═══ Entries supplied ═══

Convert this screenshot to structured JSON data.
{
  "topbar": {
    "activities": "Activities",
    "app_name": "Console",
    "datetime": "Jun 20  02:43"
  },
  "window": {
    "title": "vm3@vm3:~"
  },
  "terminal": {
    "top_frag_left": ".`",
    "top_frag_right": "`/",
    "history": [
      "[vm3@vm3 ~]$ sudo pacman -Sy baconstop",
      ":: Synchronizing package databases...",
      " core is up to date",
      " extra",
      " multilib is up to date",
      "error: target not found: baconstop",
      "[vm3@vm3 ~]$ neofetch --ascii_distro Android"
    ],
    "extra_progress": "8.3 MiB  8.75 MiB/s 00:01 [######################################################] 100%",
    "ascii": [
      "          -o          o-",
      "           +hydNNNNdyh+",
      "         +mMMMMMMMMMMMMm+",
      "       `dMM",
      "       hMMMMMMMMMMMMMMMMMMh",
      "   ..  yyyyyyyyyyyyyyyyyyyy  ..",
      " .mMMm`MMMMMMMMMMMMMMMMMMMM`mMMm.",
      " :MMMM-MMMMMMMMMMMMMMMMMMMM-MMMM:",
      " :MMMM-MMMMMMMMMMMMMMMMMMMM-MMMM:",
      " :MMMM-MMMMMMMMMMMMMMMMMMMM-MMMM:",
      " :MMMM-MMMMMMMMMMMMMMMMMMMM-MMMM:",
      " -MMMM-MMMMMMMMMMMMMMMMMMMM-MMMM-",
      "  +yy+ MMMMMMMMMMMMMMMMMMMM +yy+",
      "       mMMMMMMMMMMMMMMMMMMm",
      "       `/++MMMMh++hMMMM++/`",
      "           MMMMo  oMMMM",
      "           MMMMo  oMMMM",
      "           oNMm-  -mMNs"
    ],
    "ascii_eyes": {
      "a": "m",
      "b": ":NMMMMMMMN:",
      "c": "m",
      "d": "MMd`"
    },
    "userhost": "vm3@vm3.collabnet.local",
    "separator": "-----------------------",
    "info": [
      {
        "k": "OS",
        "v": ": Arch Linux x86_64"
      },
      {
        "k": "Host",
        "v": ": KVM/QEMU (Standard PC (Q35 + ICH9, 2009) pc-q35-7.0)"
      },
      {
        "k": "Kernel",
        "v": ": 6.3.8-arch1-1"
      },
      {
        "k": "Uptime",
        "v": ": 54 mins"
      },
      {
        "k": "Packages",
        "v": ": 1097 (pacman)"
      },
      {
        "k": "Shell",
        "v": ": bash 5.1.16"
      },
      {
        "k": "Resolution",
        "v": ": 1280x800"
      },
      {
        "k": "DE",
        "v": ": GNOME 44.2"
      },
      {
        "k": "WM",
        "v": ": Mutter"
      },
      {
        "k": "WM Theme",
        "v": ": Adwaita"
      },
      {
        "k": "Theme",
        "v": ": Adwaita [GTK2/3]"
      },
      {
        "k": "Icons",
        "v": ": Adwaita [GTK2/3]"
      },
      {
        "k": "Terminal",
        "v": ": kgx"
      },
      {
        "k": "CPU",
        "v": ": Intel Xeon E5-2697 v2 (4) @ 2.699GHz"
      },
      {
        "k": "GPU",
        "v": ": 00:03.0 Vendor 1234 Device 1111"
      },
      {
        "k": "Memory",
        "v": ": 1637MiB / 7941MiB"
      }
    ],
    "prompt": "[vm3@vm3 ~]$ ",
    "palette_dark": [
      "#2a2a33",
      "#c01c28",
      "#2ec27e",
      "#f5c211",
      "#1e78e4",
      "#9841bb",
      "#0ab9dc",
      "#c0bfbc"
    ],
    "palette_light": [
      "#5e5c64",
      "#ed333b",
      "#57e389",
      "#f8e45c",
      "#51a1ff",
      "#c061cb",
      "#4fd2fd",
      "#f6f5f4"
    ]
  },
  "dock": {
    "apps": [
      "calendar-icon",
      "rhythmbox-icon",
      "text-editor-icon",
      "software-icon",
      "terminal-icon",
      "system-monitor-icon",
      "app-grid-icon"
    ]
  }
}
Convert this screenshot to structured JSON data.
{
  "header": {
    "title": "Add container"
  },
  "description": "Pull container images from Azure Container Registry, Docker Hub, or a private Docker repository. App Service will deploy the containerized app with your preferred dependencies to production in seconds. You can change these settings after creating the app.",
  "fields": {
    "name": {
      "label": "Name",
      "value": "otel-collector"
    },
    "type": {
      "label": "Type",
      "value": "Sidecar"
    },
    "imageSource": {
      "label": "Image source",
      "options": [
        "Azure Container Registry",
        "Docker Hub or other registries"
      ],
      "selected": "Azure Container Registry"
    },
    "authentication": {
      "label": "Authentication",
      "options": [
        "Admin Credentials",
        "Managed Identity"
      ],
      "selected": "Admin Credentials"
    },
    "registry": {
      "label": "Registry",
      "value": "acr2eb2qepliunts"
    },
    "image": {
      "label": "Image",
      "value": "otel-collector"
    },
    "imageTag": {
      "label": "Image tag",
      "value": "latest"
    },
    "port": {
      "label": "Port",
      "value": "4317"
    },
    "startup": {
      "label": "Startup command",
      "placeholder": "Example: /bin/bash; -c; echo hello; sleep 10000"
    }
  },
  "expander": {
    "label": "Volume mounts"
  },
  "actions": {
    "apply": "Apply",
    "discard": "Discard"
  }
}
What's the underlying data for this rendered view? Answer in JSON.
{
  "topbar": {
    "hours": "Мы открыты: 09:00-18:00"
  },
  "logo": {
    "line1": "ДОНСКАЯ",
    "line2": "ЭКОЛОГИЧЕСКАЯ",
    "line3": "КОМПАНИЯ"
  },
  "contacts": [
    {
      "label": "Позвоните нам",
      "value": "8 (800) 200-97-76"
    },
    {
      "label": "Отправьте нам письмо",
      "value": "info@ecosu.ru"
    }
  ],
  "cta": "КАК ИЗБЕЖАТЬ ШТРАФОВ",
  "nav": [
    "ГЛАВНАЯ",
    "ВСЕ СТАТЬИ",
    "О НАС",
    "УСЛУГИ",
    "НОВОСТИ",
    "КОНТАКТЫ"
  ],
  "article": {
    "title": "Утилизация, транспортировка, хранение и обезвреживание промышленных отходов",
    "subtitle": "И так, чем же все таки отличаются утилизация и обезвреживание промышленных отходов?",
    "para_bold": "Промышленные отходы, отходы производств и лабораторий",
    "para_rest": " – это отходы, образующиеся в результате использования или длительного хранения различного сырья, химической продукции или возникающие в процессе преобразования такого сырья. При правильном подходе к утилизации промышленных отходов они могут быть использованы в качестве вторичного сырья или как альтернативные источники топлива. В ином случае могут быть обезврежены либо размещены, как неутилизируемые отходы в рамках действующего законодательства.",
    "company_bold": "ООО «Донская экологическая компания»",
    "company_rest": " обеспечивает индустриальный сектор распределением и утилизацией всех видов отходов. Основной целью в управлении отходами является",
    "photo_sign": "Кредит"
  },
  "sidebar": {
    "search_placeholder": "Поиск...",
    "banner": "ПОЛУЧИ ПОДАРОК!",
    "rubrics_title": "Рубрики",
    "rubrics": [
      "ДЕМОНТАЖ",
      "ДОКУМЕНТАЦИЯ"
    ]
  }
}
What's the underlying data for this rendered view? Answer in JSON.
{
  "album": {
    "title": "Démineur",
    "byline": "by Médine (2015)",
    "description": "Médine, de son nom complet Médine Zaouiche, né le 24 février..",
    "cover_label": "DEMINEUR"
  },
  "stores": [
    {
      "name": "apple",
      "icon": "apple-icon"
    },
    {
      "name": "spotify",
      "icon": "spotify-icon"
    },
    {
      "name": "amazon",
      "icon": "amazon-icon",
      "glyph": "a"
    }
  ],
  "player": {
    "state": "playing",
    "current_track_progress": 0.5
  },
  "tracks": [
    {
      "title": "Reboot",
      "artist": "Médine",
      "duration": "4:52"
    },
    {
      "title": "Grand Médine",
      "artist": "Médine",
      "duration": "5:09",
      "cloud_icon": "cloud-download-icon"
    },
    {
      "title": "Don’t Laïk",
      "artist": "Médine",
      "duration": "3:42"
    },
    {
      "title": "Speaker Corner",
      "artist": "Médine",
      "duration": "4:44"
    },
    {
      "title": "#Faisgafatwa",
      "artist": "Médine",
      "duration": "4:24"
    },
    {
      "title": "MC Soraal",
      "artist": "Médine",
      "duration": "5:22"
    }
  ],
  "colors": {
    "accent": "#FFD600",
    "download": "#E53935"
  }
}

═══

▶ Requirement
Search the records for the word "Admin". Copy every line that has it.

▶ Problem solution
        "Admin Credentials",
      "selected": "Admin Credentials"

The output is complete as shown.